Raw records:

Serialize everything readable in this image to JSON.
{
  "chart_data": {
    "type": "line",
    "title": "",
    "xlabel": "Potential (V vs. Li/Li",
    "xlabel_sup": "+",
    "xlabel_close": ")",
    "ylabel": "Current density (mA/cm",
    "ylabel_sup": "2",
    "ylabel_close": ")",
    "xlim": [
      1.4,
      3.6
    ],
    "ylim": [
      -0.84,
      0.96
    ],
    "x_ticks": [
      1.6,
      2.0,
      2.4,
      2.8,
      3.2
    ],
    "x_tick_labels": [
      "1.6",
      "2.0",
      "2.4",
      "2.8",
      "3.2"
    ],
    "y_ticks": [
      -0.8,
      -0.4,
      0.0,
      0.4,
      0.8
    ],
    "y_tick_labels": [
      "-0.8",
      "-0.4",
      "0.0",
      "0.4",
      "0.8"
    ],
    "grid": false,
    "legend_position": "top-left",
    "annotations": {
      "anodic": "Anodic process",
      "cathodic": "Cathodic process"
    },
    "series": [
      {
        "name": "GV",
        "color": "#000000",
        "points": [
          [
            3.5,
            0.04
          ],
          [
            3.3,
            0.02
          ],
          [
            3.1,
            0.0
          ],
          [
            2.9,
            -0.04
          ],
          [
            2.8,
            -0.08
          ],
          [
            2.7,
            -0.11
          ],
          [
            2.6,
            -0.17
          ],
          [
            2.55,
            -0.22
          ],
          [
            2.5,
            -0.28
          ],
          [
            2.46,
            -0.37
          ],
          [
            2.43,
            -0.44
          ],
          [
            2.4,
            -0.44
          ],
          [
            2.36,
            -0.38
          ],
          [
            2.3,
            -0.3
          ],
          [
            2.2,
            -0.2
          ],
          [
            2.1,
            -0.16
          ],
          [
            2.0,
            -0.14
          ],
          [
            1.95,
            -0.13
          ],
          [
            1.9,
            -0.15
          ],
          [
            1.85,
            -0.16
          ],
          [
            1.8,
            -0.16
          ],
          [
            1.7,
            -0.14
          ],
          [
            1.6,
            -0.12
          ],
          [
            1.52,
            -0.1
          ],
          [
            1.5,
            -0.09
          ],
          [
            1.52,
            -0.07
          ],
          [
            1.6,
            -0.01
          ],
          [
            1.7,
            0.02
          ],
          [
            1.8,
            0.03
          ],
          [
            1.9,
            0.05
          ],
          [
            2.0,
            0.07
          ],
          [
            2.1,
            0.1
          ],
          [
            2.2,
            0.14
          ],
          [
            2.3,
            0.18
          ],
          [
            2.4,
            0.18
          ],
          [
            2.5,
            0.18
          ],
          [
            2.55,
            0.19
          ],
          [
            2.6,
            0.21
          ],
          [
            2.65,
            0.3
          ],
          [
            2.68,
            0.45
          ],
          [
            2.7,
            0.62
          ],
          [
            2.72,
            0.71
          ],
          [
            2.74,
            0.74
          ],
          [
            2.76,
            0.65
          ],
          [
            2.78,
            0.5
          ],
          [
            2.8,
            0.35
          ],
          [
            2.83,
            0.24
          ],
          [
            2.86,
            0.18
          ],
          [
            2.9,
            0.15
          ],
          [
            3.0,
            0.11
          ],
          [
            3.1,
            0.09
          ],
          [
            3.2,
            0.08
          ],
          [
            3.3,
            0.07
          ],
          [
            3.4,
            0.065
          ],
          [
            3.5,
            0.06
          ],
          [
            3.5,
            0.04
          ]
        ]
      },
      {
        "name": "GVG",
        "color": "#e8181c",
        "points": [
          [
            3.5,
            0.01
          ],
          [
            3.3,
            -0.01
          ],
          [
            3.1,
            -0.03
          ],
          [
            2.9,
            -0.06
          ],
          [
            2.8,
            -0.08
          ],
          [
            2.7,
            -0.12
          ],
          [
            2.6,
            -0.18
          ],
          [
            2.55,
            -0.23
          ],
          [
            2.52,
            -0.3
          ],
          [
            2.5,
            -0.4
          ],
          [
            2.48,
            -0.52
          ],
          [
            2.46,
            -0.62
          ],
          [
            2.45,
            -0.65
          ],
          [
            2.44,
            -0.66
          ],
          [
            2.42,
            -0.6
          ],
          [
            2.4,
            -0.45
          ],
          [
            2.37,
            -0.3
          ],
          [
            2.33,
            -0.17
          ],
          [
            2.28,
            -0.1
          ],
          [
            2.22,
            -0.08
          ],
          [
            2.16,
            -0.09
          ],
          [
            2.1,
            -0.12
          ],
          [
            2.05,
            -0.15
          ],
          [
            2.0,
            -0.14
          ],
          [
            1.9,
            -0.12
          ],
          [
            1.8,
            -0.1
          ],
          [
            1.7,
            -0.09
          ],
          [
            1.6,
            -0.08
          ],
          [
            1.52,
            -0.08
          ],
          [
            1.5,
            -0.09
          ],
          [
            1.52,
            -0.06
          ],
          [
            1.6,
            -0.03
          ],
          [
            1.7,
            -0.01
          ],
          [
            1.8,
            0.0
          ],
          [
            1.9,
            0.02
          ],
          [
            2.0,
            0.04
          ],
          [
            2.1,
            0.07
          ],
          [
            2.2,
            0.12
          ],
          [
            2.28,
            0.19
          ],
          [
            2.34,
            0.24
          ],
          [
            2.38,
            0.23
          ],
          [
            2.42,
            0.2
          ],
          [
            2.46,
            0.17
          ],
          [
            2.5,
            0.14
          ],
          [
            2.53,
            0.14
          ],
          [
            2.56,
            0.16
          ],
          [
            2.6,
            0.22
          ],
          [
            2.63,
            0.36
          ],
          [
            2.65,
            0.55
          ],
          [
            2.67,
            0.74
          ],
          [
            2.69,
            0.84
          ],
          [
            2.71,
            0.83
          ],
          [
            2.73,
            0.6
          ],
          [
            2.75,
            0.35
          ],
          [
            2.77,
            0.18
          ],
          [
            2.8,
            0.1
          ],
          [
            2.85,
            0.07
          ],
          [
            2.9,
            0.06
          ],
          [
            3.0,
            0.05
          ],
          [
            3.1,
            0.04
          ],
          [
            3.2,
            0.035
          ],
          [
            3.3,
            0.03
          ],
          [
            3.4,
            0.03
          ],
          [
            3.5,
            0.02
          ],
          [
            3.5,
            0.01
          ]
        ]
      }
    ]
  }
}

_EXERCISE DESCRIPTION_.
Go through the records and copy each line with "process" in it.

_SOLUTION TO THIS EXERCISE_.
      "anodic": "Anodic process",
      "cathodic": "Cathodic process"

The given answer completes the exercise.